**GIVEN INSTRUCTION**
Rewrite the items in the stretch from the line containing "steps-list: การจับกุม bbox=[1000, 150, 1980, 1246]" through the line containing "handcuffs-icon bbox=[1041, 191, 1191, 341]", changing "step-row" to "step-entry" and leaving everything else unchanged.

**EXTRACTED MATERIAL**
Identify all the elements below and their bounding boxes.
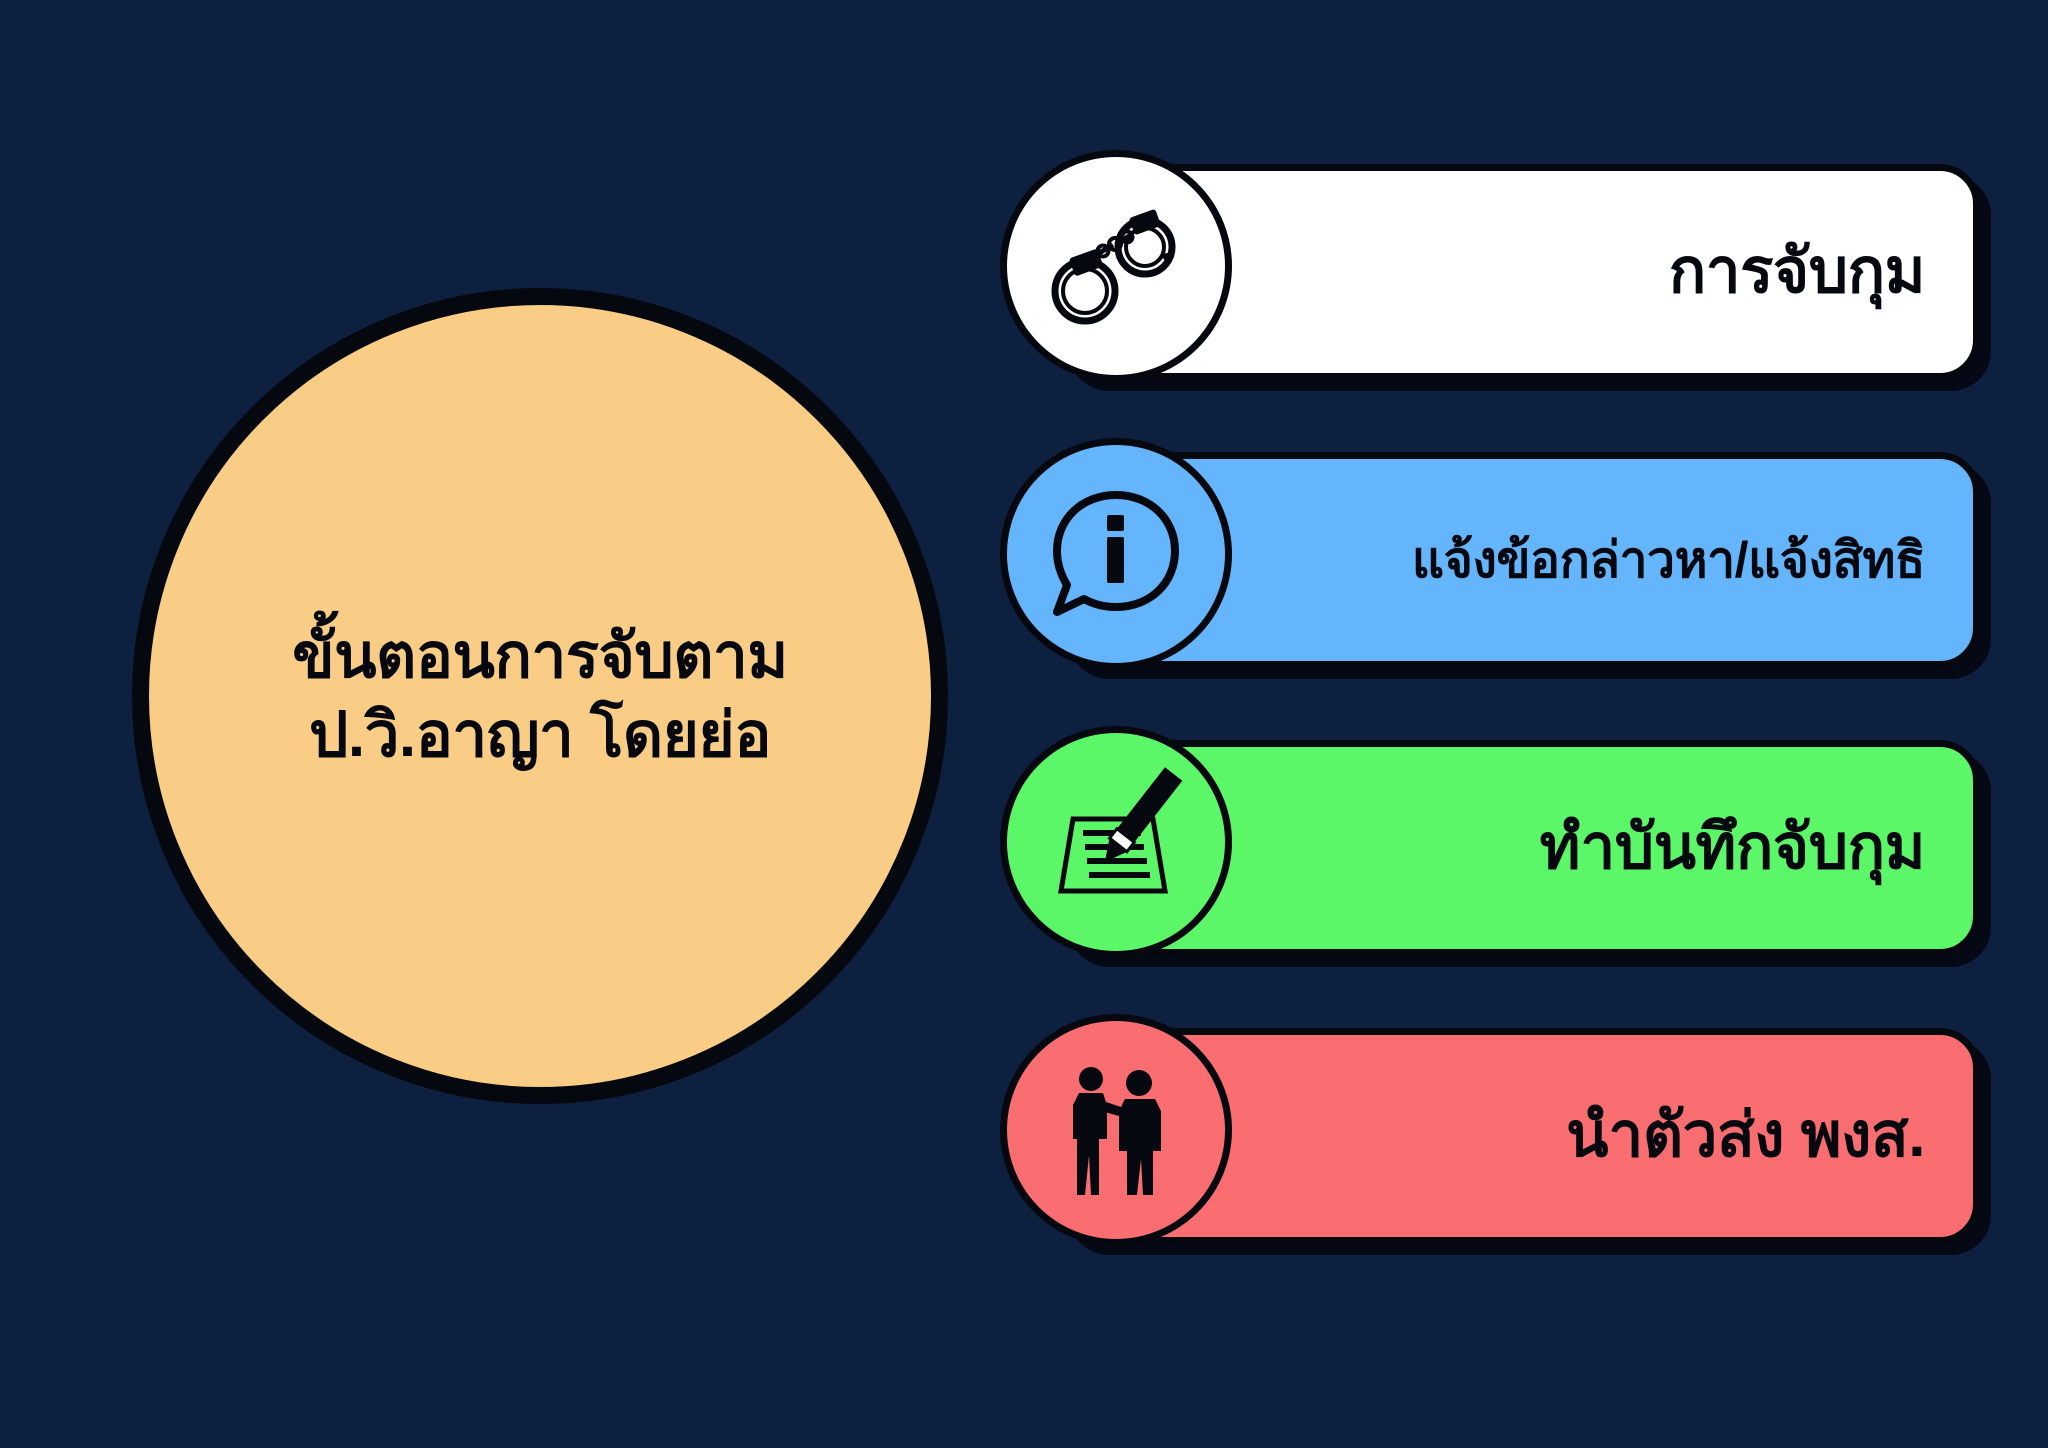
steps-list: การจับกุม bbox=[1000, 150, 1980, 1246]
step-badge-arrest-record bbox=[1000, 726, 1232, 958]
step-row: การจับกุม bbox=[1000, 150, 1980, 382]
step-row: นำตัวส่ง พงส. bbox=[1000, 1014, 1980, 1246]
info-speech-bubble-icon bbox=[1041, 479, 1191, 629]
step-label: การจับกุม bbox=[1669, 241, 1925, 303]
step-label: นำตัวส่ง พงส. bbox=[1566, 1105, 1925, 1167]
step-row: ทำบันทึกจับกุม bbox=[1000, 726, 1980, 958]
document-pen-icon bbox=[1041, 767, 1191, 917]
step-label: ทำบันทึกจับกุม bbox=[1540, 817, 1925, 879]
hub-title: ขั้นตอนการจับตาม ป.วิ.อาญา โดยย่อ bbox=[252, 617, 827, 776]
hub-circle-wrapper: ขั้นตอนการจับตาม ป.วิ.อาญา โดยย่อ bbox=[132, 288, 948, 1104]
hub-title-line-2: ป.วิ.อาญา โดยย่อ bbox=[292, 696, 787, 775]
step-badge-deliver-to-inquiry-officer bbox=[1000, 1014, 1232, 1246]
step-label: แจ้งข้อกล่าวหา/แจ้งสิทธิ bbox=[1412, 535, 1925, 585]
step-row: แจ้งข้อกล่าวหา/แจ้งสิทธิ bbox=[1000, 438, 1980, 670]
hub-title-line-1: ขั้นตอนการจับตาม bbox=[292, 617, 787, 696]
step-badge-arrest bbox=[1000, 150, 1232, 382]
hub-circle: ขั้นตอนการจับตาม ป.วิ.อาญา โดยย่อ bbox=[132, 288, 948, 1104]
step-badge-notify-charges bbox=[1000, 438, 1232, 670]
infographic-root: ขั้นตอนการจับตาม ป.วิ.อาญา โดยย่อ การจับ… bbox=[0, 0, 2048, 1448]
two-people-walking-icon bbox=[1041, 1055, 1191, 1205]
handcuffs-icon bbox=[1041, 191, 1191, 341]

==

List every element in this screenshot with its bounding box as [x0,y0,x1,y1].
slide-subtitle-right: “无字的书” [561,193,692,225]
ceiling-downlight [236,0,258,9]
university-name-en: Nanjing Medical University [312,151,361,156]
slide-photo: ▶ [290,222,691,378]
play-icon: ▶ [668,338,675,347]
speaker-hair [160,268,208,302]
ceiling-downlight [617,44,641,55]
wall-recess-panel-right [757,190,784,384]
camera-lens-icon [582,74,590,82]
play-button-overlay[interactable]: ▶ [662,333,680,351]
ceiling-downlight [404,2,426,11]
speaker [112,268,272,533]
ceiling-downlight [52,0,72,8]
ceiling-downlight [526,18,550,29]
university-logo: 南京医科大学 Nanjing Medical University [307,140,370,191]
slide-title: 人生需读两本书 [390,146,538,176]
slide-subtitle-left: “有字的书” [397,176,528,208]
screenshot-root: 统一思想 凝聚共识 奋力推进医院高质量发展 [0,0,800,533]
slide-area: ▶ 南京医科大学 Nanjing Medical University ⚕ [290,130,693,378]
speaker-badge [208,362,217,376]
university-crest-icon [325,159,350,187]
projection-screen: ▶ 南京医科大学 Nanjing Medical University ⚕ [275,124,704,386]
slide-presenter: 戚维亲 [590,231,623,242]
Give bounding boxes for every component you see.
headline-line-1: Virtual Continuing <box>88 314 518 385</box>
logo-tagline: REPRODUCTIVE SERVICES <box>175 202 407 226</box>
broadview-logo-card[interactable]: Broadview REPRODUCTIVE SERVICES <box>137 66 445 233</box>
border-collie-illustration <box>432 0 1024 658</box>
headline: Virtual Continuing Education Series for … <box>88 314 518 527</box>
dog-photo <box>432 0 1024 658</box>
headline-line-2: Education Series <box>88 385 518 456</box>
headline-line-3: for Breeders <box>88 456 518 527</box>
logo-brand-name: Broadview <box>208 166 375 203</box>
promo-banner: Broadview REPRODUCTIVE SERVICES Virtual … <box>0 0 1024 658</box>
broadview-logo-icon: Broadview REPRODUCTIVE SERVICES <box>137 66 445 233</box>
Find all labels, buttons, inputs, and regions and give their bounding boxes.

**EXERCISE RESPONSE**
steps-list: การจับกุม bbox=[1000, 150, 1980, 1246]
step-badge-arrest-record bbox=[1000, 726, 1232, 958]
step-entry: การจับกุม bbox=[1000, 150, 1980, 382]
step-entry: นำตัวส่ง พงส. bbox=[1000, 1014, 1980, 1246]
info-speech-bubble-icon bbox=[1041, 479, 1191, 629]
step-label: การจับกุม bbox=[1669, 241, 1925, 303]
step-label: นำตัวส่ง พงส. bbox=[1566, 1105, 1925, 1167]
step-entry: ทำบันทึกจับกุม bbox=[1000, 726, 1980, 958]
document-pen-icon bbox=[1041, 767, 1191, 917]
step-label: ทำบันทึกจับกุม bbox=[1540, 817, 1925, 879]
hub-title: ขั้นตอนการจับตาม ป.วิ.อาญา โดยย่อ bbox=[252, 617, 827, 776]
hub-circle-wrapper: ขั้นตอนการจับตาม ป.วิ.อาญา โดยย่อ bbox=[132, 288, 948, 1104]
hub-title-line-2: ป.วิ.อาญา โดยย่อ bbox=[292, 696, 787, 775]
step-badge-deliver-to-inquiry-officer bbox=[1000, 1014, 1232, 1246]
step-label: แจ้งข้อกล่าวหา/แจ้งสิทธิ bbox=[1412, 535, 1925, 585]
step-entry: แจ้งข้อกล่าวหา/แจ้งสิทธิ bbox=[1000, 438, 1980, 670]
hub-title-line-1: ขั้นตอนการจับตาม bbox=[292, 617, 787, 696]
step-badge-arrest bbox=[1000, 150, 1232, 382]
hub-circle: ขั้นตอนการจับตาม ป.วิ.อาญา โดยย่อ bbox=[132, 288, 948, 1104]
step-badge-notify-charges bbox=[1000, 438, 1232, 670]
infographic-root: ขั้นตอนการจับตาม ป.วิ.อาญา โดยย่อ การจับ… bbox=[0, 0, 2048, 1448]
two-people-walking-icon bbox=[1041, 1055, 1191, 1205]
handcuffs-icon bbox=[1041, 191, 1191, 341]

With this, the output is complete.